- **INPUT MATERIAL**:
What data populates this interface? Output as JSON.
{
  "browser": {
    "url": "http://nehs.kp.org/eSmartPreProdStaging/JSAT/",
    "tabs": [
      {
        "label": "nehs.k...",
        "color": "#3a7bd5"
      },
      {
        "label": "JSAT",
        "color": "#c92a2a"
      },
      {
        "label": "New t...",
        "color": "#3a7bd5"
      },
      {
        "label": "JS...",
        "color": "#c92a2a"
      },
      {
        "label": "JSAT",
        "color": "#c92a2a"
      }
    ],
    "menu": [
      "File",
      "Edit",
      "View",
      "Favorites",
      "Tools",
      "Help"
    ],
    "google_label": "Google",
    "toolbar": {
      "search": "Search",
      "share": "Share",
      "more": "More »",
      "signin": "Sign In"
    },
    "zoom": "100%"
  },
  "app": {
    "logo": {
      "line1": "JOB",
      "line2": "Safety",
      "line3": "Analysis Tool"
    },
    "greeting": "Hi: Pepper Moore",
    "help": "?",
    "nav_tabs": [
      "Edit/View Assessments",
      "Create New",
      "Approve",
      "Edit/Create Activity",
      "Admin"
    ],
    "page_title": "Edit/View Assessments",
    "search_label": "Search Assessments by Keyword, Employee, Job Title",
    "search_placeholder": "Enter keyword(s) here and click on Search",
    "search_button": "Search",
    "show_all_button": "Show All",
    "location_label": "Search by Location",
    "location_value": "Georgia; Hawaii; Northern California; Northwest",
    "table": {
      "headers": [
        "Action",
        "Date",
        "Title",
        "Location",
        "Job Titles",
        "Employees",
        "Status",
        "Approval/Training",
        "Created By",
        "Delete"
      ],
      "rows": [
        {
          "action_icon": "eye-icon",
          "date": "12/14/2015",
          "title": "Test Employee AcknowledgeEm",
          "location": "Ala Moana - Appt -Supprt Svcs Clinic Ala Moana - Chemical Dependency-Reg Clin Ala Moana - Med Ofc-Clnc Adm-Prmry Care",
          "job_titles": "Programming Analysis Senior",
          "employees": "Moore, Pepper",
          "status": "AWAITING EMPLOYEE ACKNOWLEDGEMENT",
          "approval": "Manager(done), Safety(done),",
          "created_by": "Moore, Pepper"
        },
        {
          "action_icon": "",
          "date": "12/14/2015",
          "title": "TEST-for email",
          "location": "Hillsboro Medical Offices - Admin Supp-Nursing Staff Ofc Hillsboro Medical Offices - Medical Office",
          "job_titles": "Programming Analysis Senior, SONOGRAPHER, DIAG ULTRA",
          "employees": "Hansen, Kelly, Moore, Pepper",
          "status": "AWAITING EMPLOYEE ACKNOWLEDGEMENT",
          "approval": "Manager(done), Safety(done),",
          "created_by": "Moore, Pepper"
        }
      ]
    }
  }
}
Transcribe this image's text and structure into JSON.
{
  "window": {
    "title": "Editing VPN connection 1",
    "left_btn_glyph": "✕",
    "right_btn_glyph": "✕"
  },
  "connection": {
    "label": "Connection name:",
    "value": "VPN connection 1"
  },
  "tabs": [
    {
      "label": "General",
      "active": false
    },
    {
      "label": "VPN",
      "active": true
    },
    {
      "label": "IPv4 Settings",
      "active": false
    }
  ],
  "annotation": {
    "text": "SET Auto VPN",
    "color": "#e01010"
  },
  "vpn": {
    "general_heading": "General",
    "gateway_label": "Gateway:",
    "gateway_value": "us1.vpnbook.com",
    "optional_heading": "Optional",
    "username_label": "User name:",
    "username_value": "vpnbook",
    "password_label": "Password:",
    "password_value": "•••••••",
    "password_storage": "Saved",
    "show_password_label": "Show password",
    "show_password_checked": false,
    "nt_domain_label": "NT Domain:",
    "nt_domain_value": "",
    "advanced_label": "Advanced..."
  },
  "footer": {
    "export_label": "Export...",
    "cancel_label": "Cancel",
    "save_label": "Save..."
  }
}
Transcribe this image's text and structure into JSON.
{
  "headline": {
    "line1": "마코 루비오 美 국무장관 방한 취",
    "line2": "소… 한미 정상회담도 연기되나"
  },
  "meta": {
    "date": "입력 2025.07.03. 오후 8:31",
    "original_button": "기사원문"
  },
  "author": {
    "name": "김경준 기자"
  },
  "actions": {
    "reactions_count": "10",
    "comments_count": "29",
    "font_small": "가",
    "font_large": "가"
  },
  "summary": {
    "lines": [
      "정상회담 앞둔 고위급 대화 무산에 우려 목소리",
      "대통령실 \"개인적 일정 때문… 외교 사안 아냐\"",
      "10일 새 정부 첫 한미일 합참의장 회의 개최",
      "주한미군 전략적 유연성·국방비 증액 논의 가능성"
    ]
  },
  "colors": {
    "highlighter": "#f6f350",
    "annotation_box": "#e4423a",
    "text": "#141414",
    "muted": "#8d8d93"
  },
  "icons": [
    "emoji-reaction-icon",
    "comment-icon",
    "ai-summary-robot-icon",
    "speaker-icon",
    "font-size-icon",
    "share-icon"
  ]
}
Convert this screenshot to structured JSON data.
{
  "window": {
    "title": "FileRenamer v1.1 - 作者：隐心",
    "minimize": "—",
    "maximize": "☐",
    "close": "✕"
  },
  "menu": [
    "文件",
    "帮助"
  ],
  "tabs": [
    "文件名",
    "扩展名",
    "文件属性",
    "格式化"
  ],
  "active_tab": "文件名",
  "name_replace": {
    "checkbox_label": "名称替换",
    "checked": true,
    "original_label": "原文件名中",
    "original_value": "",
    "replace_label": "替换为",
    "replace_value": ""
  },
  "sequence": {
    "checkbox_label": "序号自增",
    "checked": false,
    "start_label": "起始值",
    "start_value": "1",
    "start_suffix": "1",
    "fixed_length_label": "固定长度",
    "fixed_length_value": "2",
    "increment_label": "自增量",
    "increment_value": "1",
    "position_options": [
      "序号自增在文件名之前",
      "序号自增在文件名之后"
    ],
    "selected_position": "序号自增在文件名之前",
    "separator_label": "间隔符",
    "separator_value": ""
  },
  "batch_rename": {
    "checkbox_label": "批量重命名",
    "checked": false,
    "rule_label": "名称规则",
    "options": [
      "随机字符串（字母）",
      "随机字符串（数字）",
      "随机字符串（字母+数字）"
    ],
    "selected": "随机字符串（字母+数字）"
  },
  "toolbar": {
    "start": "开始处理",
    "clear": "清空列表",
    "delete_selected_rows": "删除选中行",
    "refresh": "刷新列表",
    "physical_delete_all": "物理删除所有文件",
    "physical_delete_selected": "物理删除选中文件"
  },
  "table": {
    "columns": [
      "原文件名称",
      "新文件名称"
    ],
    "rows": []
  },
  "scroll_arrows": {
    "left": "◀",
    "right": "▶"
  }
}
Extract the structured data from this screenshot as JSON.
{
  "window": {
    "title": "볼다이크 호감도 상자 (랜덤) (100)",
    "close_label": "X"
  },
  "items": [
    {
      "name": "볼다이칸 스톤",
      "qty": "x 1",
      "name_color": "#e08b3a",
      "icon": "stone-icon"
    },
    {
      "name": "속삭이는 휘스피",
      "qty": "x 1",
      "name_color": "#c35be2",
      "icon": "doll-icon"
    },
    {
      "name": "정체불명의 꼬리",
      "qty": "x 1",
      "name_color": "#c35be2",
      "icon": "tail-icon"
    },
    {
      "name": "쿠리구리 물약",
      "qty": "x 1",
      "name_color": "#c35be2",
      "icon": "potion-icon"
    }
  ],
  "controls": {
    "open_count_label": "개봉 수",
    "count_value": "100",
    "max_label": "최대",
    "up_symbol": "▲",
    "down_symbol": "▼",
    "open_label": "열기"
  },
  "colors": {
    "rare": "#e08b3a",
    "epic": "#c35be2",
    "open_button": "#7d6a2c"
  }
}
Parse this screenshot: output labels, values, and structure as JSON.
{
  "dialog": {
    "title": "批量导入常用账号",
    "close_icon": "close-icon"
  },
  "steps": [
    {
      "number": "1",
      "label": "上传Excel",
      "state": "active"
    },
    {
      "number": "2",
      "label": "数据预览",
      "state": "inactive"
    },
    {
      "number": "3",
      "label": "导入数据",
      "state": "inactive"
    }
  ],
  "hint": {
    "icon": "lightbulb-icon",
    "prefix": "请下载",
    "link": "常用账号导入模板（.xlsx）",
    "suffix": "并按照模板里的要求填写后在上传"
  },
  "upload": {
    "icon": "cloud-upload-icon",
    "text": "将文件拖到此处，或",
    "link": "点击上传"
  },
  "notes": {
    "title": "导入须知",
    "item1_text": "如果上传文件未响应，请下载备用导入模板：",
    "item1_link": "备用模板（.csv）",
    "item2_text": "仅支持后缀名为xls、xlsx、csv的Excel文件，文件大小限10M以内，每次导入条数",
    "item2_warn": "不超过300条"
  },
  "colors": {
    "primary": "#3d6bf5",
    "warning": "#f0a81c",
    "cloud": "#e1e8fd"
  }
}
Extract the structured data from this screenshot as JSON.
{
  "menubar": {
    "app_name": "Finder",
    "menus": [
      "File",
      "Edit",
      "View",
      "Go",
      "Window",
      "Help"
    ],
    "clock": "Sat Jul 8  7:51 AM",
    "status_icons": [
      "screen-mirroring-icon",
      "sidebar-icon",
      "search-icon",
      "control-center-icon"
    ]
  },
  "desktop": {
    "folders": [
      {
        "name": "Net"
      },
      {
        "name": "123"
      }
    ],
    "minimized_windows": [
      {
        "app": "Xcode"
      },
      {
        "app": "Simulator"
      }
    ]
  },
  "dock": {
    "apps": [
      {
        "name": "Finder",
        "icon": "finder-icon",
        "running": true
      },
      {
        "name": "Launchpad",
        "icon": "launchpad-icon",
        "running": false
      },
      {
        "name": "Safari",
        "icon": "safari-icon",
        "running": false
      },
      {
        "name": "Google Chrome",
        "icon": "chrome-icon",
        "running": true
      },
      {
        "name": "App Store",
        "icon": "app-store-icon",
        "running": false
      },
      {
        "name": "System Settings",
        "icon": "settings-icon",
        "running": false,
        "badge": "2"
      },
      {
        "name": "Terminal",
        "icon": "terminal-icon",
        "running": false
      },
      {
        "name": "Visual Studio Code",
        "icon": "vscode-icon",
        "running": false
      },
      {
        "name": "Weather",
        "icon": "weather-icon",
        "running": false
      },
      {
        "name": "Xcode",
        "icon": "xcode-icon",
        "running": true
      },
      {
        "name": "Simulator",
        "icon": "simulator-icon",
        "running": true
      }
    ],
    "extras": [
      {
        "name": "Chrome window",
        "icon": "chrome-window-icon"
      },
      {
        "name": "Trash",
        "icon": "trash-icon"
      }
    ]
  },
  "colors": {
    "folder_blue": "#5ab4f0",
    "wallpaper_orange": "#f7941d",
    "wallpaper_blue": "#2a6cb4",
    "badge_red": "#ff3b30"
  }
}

- **INSTRUCTIONS TO FOLLOW**: What is the number of lines in the records above that include the word "Admin"? Reply with that number and nothing more.

- **SOLUTION BELOW**: 2